新規事業企画で「誰の・どのような課題を解決すべきか」を考える際に、
必ず実行するのがインタビューです。
誰もが容易に実行できるがゆえに、インタビュースキルは軽視されている印象があります。

新規事業企画の出発点となるインタビューの品質が低いと、
その後に考えるビジネスモデル・ビジネスデザインの精度も低くなります。

本記事では、インタビュー品質を高めるためのインタビュー企画のポイントをお伝えします。

インタビュー企画で考えるべきは概ね以下のとおりです。

<インタビュー企画で考えること>

●目的:
-インタビューで把握・検証・確認したいことは何か
-インタビュー後に実施する意思決定や行動は何か

●対象者:
-誰にインタビューすべきか
-何名にインタビューすべきか
-どのような順番でインタビューすべきか

●質問項目:目的を達成するための質問項目は何か

●時期:
-意思決定や行動につなげる為には、いつまでにインタビューを終える必要があるか
-対象者が前向きに協力してくれる時期はいつか

インタビュー企画で考えること ①目的

インタビューで把握・検証・確認したいことを明確にします。

「顧客が現在利用しているサービスの満足点や要望をヒアリングし、サービス改善へとつなげる」
「メンバーのキャリアビジョンをヒアリングし、任させるミッションや業務の決定に活かす」
**********
** 課題の内容 **
**A)** インタビュー企画の文章によると、インタビューの品質が低い場合、その後に考えるものにはどのような影響がありますか。
**B)** 次の(i)〜(iii)がインタビュー企画の文章の内容と合っているかどうかを判断し、それぞれ「はい」か「いいえ」で答えてください。判断の根拠となる文章中の語句もそのまま引用してください。
(i) インタビュースキルは重視されている印象がある。
(ii) 対象者については、何名にインタビューすべきかを考える。
(iii) 時期については、対象者が前向きに協力してくれる時期を考える。
**C)** インタビュー企画の文章を、最後の文の後から続けて書いてください。

** データ **
**********
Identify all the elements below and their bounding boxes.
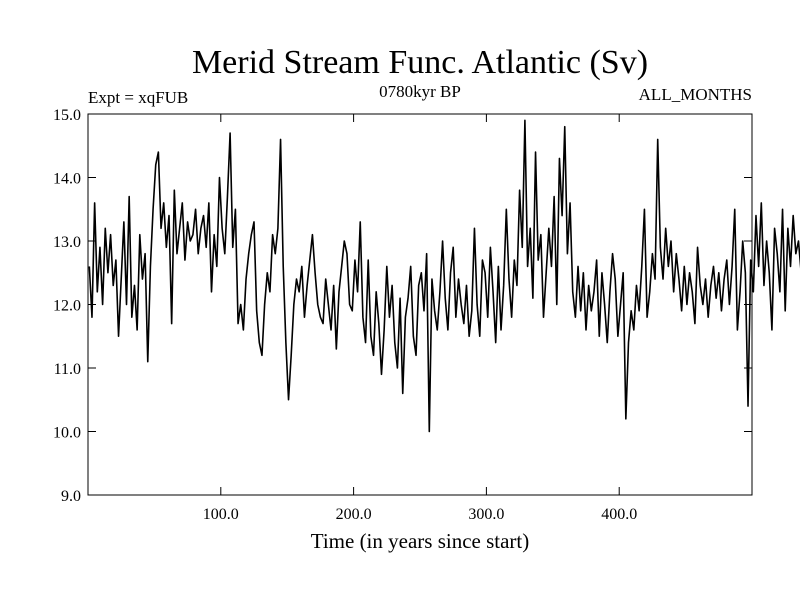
**********
** 解答 **
**A)** その後に考えるビジネスモデル・ビジネスデザインの精度も低くなります。

**B)**
(i) いいえ。「インタビュースキルは軽視されている印象があります」
(ii) はい。「何名にインタビューすべきか」
(iii) はい。「対象者が前向きに協力してくれる時期はいつか」

**C)**
「料理に関する課題感をヒアリングし、それを解決する新しい調理器具のコンセプトをつくる」

このようにインタビュー目的はさまざまですが、
「サービスの満足点や要望→自社サービスの改善」
「キャリアビジョン→任せるミッションや業務の決定」
「料理の課題感→新しい調理器具のコンセプト開発」のように、

把握・検証・確認したい事とインタビュー後に行う行動や意思決定は必ずセットで考えます。

漠然と課題感だけをヒアリングすると、質問項目が抽象的で散漫になり行動や意思決定につながりません。
インタビューされる側(インタビューイー/ interviewee)も、
話した内容がどのように活かされるのかは気になるものですが、何の行動・意思決定にもつながっていなければ、
拍子抜けします。次回以降に協力する気持ちが萎えてしまいます。
何より、そのようなインタビューは時間の無駄です。

お互いに時間という貴重な資源を使って実施するのがインタビューですから、
行動・意思決定につながるための情報収集の時間にすべきです。

その為にも、まずインタビュー目的を明確にしましょう。

インタビュー企画で考えること ②対象者

まずはターゲット候補がインタビュー対象者になる

インタビュー目的を満たす対象者を考えるわけですが、
インタビュー対象者の設計がインタビューの質を左右するといっても過言ではありません。
丁寧な設計が必要です。

たとえば前述の「顧客が現在利用しているサービスの満足点や要望をヒアリングし、サービス改善へとつなげる」
というインタビュー目的。対象となる顧客が数名~20・30名ならば頑張って全員にインタビューする事も可能ですが、
数百・数千にもなると現実的ではありません。情報を集めたい顧客は誰なのか?を精緻化する必要があります。
たとえば、取引金額・取引期間・利用しているサービスの種類・業界・役職など、絞り込み条件を洗い出していきましょう。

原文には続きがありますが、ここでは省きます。